页面 ->

理解《十三邀》,请带上新的偏见
许知远越来越多地走入他者的生活,放下书本,用生活的经验感知对方。
许知远是群演里的落后分子。
凌晨三点半起床的他,最后一个才化完妆。象山影视城还是一片黑暗,看着自己的台词剧本,许知远陷入了焦虑。
在王宝强的电影片场,许知远要演一名赌徒,和其他群演高呼“押大”或是“押小”,为了几个镜头,一直干到了晚上十点半。最终,他收获了100元的片酬,还有剧组提供的三顿盒饭。
这是王宝强成名前的惯常一日,也是群演们梦想成为“王宝强”的普通一天。
“彻底放弃逐梦演艺圈的梦想,太累了!” 许知远看起来有些疲倦,他站在灯光昏暗的棚里,端起了盒饭,从四点半开工到现在,已经过了十五个小时。
不远处,一个蹭镜头的群演鼓励他:“演的好啊哥!”许知远显得有些局促不安,旋即又把心态调整过来:“真是,我不应该放弃,见宝强不就这个目的吗?”
最新一期《十三邀》的主角是王宝强,许知远与他在片场搭戏,闯入枯燥和梦想交织的群演江湖。
那些富含学养和哲理的句子,没有出现在这期《十三邀》里。阅读经验不是每次都能用得上,许知远放下书本,远离自己的舒适区。
他和《十三邀》都在发生改变。
真实电影
与王宝强的对谈,出现在《十三邀》第五季的第四期。离开片场后不久,许知远又在河北邢台的大会塔村与他见面,村口的牌坊上刻有五个大字:王宝强家乡。
他是大会塔村的骄傲,路遇的熟人都来打个招呼,方言你来我往。许知远偶尔插上几句话,大部分时间都在观察和倾听。

练习任务 ->
A - 在这篇关于《十三邀》的文章里,许知远先说要放弃演艺梦,随后又说自己不应该放弃。他为什么改口?请用一到三句话说明。
B - 请接着这篇关于《十三邀》的文章往下写。

材料 ->
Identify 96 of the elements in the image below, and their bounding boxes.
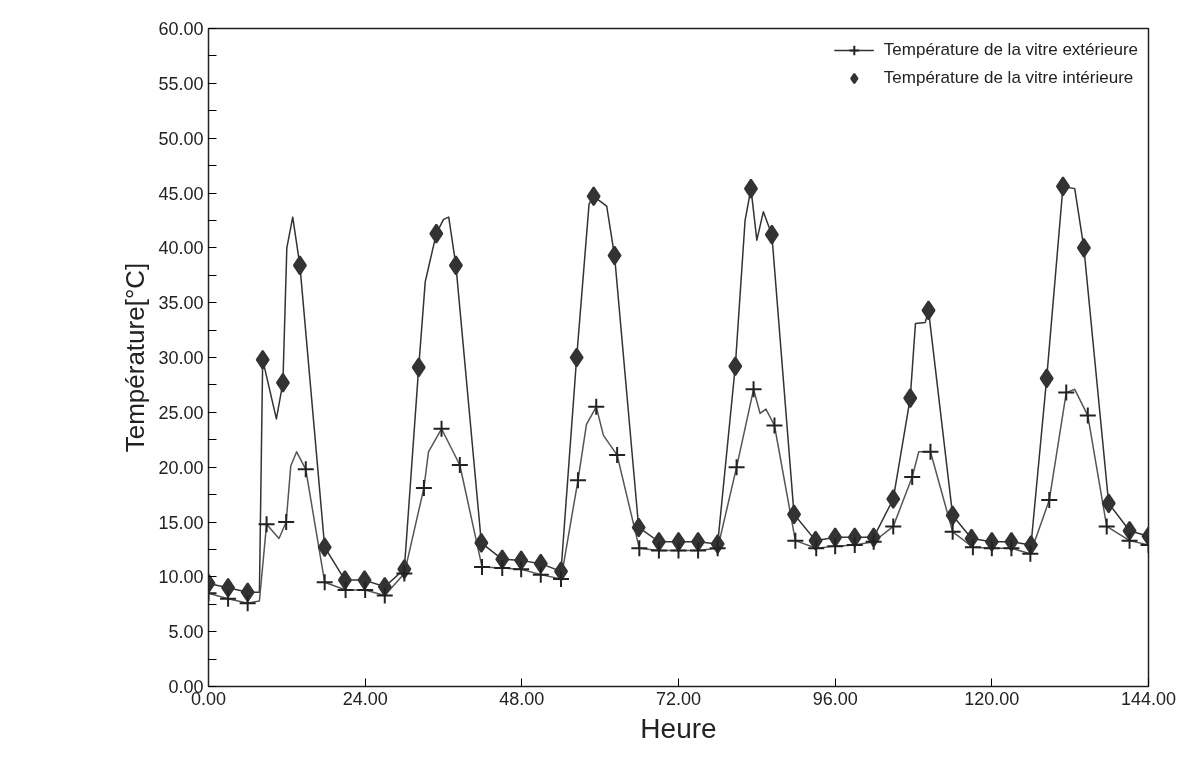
point	[221, 577, 236, 598]
point	[512, 560, 531, 579]
y-tick-label: 55.00	[158, 73, 204, 94]
y-tick-label: 35.00	[158, 293, 204, 314]
y-tick-label: 25.00	[158, 402, 204, 423]
point	[807, 539, 826, 558]
point	[474, 532, 489, 553]
point	[921, 300, 936, 321]
point	[587, 397, 606, 416]
point	[1057, 383, 1076, 402]
point	[765, 416, 784, 435]
point	[630, 539, 649, 558]
point	[864, 532, 883, 551]
point	[411, 357, 426, 378]
y-tick-label: 20.00	[158, 457, 204, 478]
point	[257, 515, 276, 534]
point	[608, 446, 627, 465]
point	[982, 539, 1001, 558]
point	[903, 468, 922, 487]
point	[275, 372, 290, 393]
point	[631, 517, 646, 538]
point	[607, 245, 622, 266]
x-tick-label: 96.00	[812, 688, 858, 709]
point	[473, 557, 492, 576]
y-tick-label: 15.00	[158, 512, 204, 533]
point	[743, 178, 758, 199]
point	[1076, 237, 1091, 258]
point	[1055, 176, 1070, 197]
point	[531, 565, 550, 584]
y-tick-label: 45.00	[158, 183, 204, 204]
point	[764, 224, 779, 245]
point	[727, 458, 746, 477]
point	[728, 356, 743, 377]
point	[586, 186, 601, 207]
point	[219, 589, 238, 608]
point	[450, 455, 469, 474]
point	[1078, 406, 1097, 425]
y-tick-label: 40.00	[158, 238, 204, 259]
point	[669, 541, 688, 560]
point	[375, 586, 394, 605]
point	[395, 564, 414, 583]
point	[708, 539, 727, 558]
point	[296, 460, 315, 479]
point	[1120, 531, 1139, 550]
point	[414, 479, 433, 497]
point	[317, 537, 332, 558]
point	[1021, 544, 1040, 563]
x-axis-title: Heure	[640, 712, 717, 744]
point	[1039, 368, 1054, 389]
y-tick-label: 30.00	[158, 348, 204, 368]
point	[356, 580, 375, 599]
point	[552, 570, 570, 589]
point	[826, 537, 845, 556]
x-tick-label: 72.00	[655, 688, 702, 709]
x-tick-label: 48.00	[499, 688, 545, 709]
point	[1101, 493, 1116, 514]
point	[649, 541, 668, 560]
point	[238, 594, 257, 613]
point	[943, 522, 962, 541]
point	[689, 541, 708, 560]
point	[903, 388, 918, 409]
y-tick-label: 5.00	[168, 622, 204, 643]
point	[1097, 517, 1116, 536]
y-tick-label: 10.00	[158, 567, 204, 588]
point	[429, 223, 444, 244]
point	[533, 553, 548, 574]
point	[845, 536, 864, 555]
point	[744, 380, 763, 399]
point	[292, 255, 307, 276]
point	[1040, 491, 1059, 510]
x-tick-label: 144.00	[1120, 688, 1177, 709]
point	[884, 517, 903, 536]
point	[921, 442, 940, 461]
x-tick-label: 120.00	[964, 688, 1020, 709]
point	[493, 559, 512, 578]
point	[569, 347, 584, 368]
point	[787, 504, 802, 525]
point	[432, 419, 451, 438]
point	[568, 471, 587, 490]
point	[255, 349, 270, 370]
legend-label: Température de la vitre intérieure	[883, 68, 1134, 88]
legend-label: Température de la vitre extérieure	[883, 40, 1138, 60]
point	[786, 531, 805, 550]
y-tick-label: 50.00	[158, 128, 204, 149]
point	[277, 513, 296, 531]
point	[448, 255, 463, 276]
point	[963, 538, 982, 557]
y-tick-label: 60.00	[158, 19, 204, 39]
point	[945, 505, 960, 526]
x-tick-label: 24.00	[342, 688, 388, 709]
point	[1002, 539, 1021, 558]
point	[240, 582, 255, 603]
point	[886, 488, 901, 509]
y-axis-title: Température[°C]	[120, 262, 151, 453]
point	[315, 573, 334, 592]
point	[336, 580, 355, 599]
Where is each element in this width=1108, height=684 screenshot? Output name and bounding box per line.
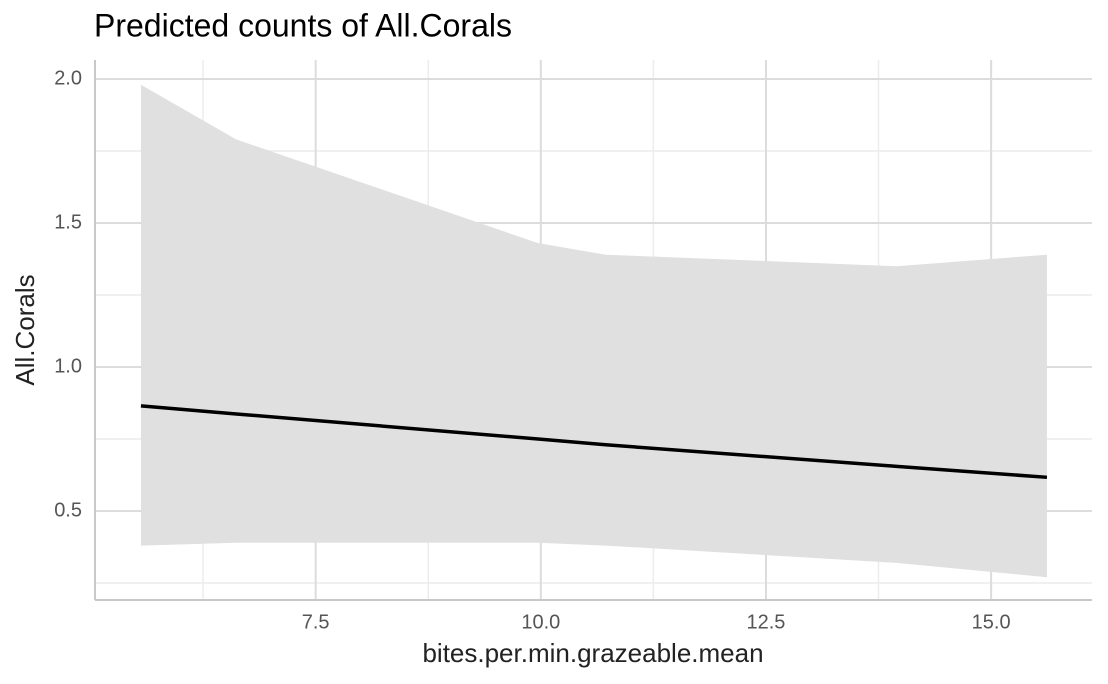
chart-title: Predicted counts of All.Corals (94, 7, 512, 43)
line (140, 404, 1048, 480)
x-tick-label: 15.0 (972, 611, 1011, 633)
y-tick-label: 0.5 (54, 499, 82, 521)
y-tick-label: 1.5 (54, 211, 82, 233)
x-tick-label: 7.5 (302, 611, 330, 633)
confidence-band (140, 84, 1047, 578)
marks (140, 84, 1048, 578)
x-axis-label: bites.per.min.grazeable.mean (422, 638, 763, 668)
x-tick-label: 12.5 (747, 611, 786, 633)
x-tick-label: 10.0 (521, 611, 560, 633)
y-axis-label: All.Corals (10, 274, 40, 385)
y-tick-label: 1.0 (54, 355, 82, 377)
y-tick-label: 2.0 (54, 67, 82, 89)
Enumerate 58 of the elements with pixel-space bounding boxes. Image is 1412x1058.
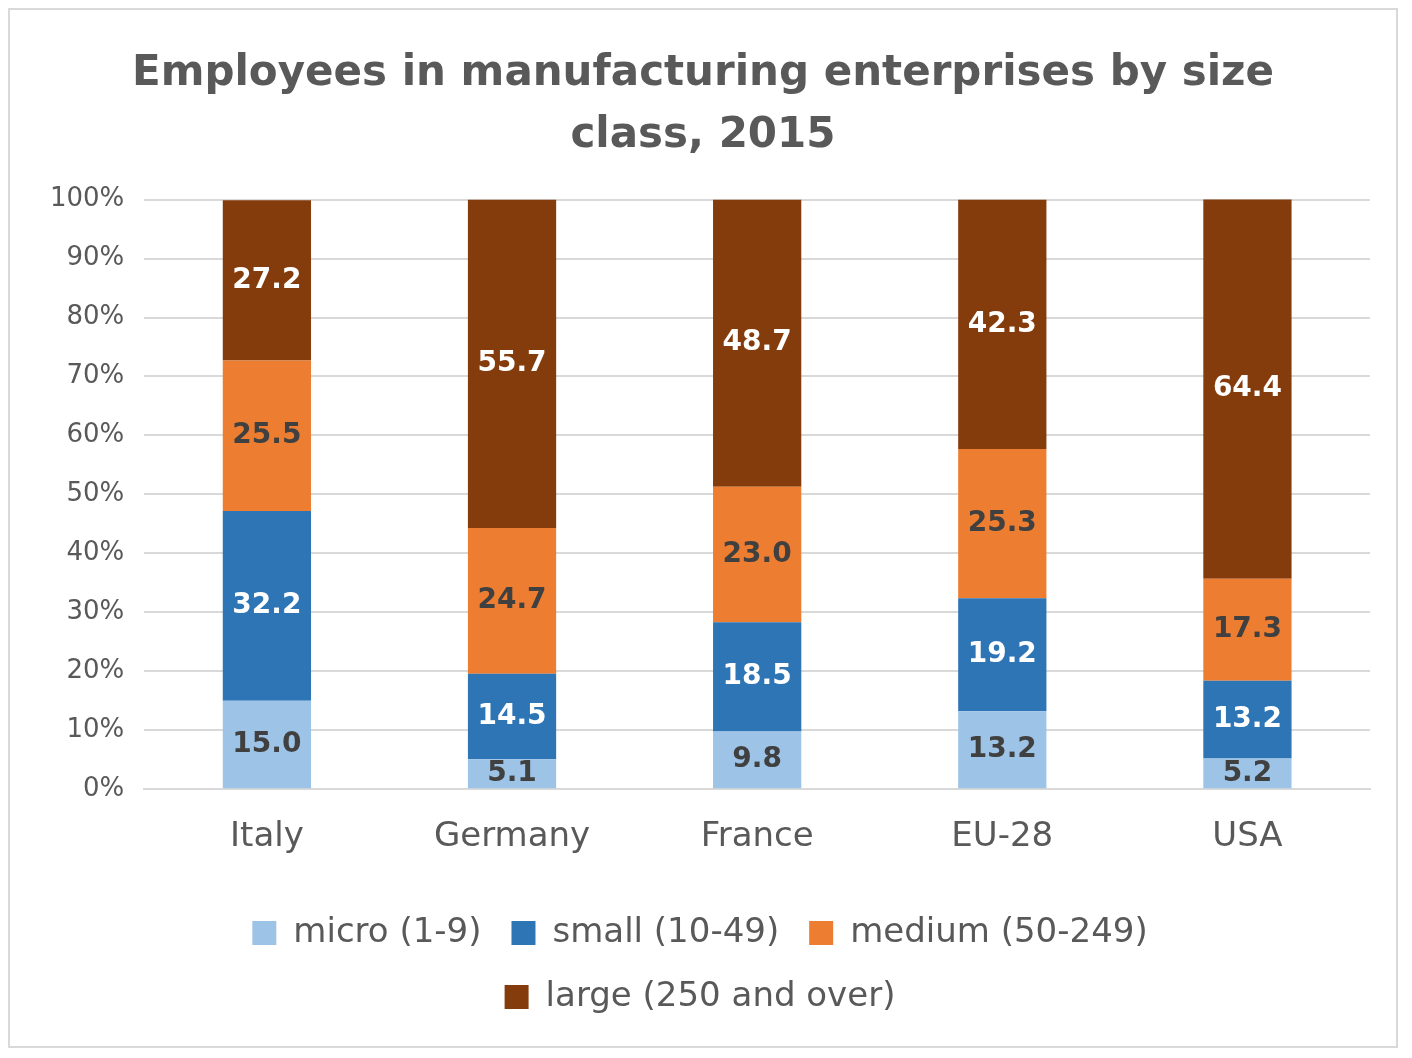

练习答案 ->
A - 许知远来片场当群演,目的就是见王宝强。他调整了心态,认为既然为此而来,就不应该放弃。

B -
对王宝强来说,二十年就像一场梦。积灰的老屋里,从少林寺带回的刀剑已经沾满尘土,他把赚来的钱寄回家,让父母盖了宽敞明亮的新屋。
许知远像个来串门的邻居,坐在餐桌前剥起花生。王宝强就坐在旁边闲聊,身后是微波炉和包饺子用的盖帘。
站在新屋的房顶上,他回忆起小时候的梦想:当爸妈从地里干完活回家,在村口小卖铺的黑白电视里,能看到自己。
这是《十三邀》第五季最大的变化,常常自称“知识分子”的许知远,不再依赖于语言的交锋。他越来越多地走入他者的生活,用生活的经验感知对方。
他放弃了一些对时代的宏观探讨,因为时代是从个人身上长出来的。
这一季的前几期,罗翔被沈家本故居格局被毁的过往深深触动,在腾退修缮的展厅里,他和许知远聊起了历代刑罚的变迁,其中暗含着刑法学者间使命感的传承。
在广州,许知远和阿茂当街互换人字拖,摄制组还听从了仁科的安排,一行人从城中村一直吃到了广州塔。
“《十三邀》如果用纪录片类比,就是真实电影的风格,真实电影毫不隐瞒自己看待世界的方式。”纪录片导演张阳是《十三邀》的忠实观众,这档节目给他带来了很多启发。
“许知远和摄影机都没有试图隐藏自己,他们都带着某种观点,试图与被采访人达成深入而丰富的交谈。有时许知远会对镜头讲话,打破所谓的第三幕墙。有时候摄影机跟拍时也会移动焦点,传递隐喻。漫游在现实的空间之中,他们自然而即兴地相互触发、相互感应着。”
这种即兴的碰撞和对亲密感的追求,不断提升着《十三邀》的拍摄难度。
摄影指导钟延山跟拍了许知远五季,五年前第一次见面,许知远就给他出了道难题。摄影师的本职工作是把人拍好,处理好构图和光线,但他没想到,将镜头对准许知远时,连正面都没拍到。
“他非常害羞,不会面对镜头,他跑我就追,我追他就跑,”两人的追逐越来越快,镜头开始摇晃,钟延山很快就拜了下风,“他一米八大长腿,我能追得上吗?”这让钟延山有些沮丧,但从这里出发,《十三邀》慢慢形成了自己的影像风格。
左起:钟延山、许知远、朱凌卿、吴学竞
在总制片人朱凌卿看来,《十三邀》的制作和拍摄确实不是传统意义上的节目,除非想要塑造某种独特的风格,几乎不用任何灯。
“《十三邀》的拍摄机动性非常大,带着灯是非常不方便的。同时,我们担心因为灯的照射,把聊天和会谈变成某种表演。”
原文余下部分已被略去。